== Stated goal ==
Copy the items, starting at the line that has "Give bounding boxes" and stopping after the line that has "tablet-svg — [108, 1, 868, 534]", with "component" changed to "element" and everything else unchanged. Leave out the pictures.

┌─ Supplied material

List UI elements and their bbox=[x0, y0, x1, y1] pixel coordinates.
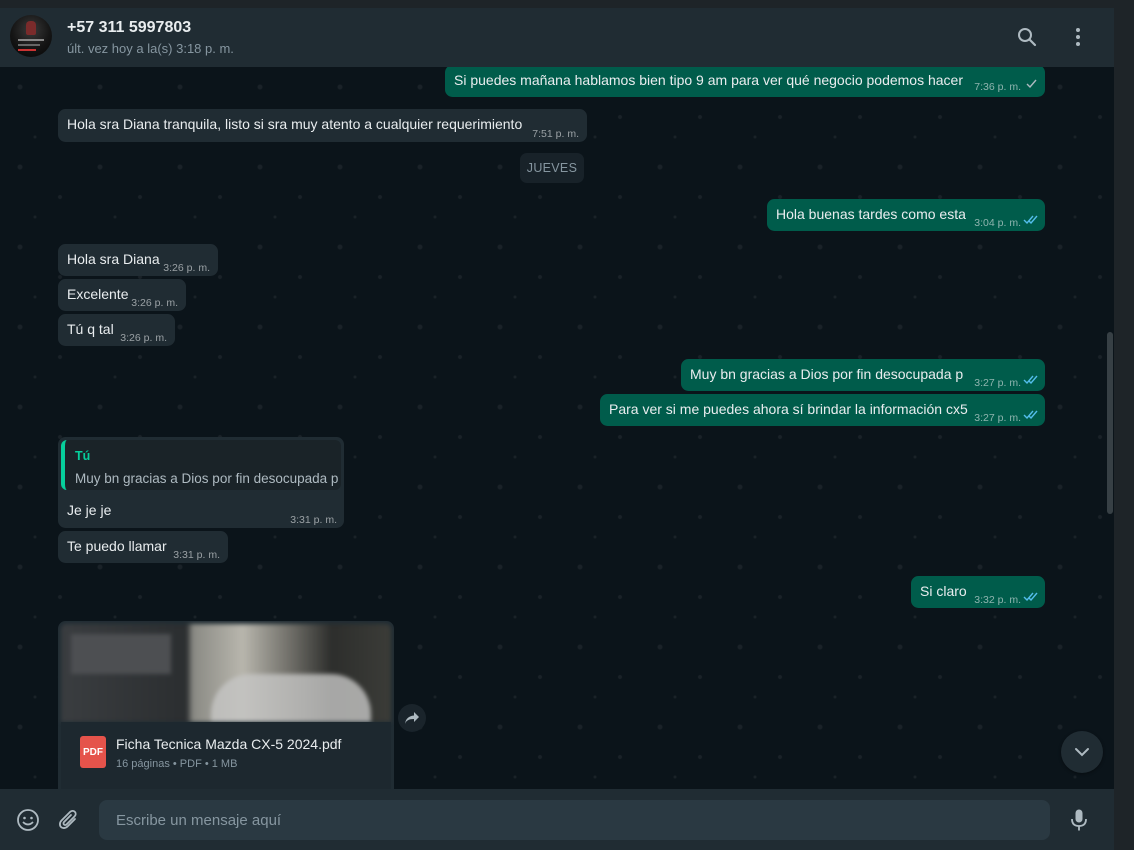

└─
┌─ Supplied material

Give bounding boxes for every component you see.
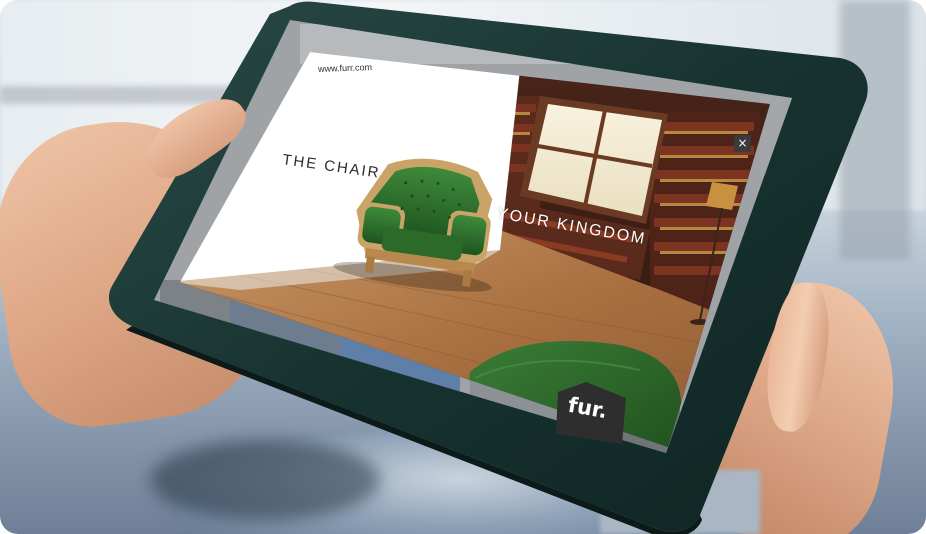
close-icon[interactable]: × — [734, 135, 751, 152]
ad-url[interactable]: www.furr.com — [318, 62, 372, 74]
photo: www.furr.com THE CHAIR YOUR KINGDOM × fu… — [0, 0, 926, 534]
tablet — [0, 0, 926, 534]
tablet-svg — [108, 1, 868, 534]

└─
┌─ Supplied material

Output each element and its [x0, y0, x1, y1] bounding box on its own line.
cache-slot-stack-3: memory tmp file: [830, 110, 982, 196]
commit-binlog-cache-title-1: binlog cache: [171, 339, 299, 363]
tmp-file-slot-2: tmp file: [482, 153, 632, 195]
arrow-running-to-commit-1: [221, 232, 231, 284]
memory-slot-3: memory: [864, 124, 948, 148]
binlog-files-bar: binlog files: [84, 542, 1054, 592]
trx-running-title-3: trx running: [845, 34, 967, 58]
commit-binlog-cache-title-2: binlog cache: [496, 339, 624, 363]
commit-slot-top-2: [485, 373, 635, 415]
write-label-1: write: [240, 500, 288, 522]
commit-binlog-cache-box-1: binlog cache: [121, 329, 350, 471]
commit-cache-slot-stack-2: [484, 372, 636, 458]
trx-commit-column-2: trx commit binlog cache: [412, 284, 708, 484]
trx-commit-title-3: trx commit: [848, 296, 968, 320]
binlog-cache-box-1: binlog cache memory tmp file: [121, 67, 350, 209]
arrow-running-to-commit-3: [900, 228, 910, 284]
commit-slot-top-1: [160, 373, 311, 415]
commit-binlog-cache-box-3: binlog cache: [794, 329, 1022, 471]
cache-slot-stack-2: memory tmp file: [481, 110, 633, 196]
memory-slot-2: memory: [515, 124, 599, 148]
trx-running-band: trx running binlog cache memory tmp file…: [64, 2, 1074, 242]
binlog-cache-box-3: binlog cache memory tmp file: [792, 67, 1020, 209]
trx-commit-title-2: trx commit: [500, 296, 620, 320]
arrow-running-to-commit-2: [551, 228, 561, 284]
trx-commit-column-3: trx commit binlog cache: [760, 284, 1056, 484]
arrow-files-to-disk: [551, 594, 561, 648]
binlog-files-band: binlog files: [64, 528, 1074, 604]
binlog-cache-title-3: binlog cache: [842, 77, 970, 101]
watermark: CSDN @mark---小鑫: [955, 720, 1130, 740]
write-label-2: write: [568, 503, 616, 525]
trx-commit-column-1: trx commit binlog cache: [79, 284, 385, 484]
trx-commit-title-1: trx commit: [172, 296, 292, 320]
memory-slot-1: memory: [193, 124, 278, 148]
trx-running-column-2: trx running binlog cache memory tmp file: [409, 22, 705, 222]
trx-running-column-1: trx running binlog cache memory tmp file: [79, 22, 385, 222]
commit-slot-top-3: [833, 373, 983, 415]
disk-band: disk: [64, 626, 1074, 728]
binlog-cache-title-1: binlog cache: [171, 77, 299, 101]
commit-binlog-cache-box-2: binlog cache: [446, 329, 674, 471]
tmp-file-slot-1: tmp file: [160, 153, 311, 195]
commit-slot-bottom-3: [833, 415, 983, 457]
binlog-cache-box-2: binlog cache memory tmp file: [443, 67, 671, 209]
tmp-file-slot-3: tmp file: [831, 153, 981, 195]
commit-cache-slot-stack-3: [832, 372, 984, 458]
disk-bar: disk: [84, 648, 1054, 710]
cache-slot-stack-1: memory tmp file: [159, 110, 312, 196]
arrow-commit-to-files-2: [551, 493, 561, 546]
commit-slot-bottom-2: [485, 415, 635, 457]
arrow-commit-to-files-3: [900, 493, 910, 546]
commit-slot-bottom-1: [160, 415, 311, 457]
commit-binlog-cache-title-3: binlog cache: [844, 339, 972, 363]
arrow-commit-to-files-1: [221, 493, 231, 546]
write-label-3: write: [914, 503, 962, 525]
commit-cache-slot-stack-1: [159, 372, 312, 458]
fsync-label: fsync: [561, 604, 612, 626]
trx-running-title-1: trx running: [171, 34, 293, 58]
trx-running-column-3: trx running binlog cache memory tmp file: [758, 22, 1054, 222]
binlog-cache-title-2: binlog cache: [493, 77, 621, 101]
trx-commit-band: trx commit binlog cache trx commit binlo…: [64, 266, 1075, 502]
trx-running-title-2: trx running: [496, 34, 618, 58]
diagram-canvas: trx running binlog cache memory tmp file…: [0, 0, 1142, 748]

└─

== Written answer ==
Give bounding boxes for every element you see.
close-icon[interactable]: × — [734, 135, 751, 152]
ad-url[interactable]: www.furr.com — [318, 62, 372, 74]
photo: www.furr.com THE CHAIR YOUR KINGDOM × fu… — [0, 0, 926, 534]
tablet — [0, 0, 926, 534]
tablet-svg — [108, 1, 868, 534]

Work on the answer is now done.